__What is being asked__
Filter the records below down to lines containing "title".
----- The records -----
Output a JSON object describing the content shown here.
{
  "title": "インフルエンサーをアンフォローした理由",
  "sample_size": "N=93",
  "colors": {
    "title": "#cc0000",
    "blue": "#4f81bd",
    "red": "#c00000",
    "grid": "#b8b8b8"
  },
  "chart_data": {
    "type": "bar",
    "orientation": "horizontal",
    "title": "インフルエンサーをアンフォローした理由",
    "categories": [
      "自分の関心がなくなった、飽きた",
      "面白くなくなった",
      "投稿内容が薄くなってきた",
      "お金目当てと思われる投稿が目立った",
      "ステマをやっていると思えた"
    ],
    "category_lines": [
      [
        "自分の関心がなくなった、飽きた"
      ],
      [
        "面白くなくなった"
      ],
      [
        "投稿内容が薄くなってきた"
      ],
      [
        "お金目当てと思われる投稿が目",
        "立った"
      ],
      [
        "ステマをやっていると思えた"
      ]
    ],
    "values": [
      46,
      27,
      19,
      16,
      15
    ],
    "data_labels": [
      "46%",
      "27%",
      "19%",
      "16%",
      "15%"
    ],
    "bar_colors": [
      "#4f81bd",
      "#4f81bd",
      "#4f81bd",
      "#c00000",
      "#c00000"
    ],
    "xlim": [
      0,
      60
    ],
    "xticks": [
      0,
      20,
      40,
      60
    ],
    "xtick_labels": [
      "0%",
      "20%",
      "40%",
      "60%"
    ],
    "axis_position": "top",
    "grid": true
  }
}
-----
__Task answer__
  "title": "インフルエンサーをアンフォローした理由",
    "title": "#cc0000",
    "title": "インフルエンサーをアンフォローした理由",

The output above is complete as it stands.